# [YOUR INSTRUCTIONS]
Each line that holds the word "Kaohsiung" counts once; report the total and nothing else.

[Dataset entries]
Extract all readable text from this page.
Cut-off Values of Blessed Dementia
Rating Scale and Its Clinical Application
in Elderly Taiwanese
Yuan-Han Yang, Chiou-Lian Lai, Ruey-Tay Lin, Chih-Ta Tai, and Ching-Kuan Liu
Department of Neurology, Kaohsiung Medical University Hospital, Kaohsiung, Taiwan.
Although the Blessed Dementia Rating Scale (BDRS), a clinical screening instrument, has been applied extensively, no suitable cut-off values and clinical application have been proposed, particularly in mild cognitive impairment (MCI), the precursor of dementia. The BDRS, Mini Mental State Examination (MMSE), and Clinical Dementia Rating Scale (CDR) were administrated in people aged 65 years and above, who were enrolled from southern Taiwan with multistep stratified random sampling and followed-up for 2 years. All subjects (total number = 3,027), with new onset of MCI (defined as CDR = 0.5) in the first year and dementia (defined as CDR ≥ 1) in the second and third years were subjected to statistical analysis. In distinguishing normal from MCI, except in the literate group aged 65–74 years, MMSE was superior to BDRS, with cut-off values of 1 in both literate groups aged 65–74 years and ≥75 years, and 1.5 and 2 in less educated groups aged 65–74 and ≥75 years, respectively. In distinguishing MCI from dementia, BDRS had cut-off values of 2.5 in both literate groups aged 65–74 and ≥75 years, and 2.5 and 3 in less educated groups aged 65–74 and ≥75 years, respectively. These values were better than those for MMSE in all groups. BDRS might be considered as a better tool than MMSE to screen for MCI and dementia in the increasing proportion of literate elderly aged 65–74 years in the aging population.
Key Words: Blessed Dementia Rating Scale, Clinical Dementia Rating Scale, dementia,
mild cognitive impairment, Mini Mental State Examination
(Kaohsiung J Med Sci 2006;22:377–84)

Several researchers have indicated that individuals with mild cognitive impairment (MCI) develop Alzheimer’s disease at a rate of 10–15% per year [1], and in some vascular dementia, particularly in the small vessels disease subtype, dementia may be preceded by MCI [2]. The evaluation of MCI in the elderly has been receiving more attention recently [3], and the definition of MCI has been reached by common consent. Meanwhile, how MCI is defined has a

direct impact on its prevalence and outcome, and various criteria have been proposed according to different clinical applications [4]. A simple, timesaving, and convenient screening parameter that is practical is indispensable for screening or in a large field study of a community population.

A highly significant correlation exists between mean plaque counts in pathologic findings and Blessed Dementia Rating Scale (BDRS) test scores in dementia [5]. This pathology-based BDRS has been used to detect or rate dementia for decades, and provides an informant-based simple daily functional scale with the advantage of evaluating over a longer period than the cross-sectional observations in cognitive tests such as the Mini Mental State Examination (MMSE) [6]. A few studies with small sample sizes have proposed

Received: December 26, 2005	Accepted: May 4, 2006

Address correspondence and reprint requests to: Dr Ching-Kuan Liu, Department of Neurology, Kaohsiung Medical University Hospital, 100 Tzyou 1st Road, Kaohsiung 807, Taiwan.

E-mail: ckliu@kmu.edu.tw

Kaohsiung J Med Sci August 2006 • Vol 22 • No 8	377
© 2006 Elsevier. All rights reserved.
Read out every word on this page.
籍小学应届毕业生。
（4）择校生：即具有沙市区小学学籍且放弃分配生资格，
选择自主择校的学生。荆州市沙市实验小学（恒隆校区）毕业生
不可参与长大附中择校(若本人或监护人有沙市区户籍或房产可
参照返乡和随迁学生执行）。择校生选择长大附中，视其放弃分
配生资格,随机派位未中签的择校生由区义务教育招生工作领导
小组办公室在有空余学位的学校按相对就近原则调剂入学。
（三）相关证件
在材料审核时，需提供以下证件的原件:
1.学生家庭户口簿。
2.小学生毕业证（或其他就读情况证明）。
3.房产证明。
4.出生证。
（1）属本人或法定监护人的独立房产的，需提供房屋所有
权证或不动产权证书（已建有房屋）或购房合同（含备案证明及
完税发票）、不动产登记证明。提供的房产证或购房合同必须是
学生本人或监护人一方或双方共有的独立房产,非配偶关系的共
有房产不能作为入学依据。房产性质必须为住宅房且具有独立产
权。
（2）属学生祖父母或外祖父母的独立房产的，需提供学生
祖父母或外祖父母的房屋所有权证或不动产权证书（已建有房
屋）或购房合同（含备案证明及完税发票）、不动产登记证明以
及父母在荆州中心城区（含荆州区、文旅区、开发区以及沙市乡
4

# [EXERCISE RESULT]
4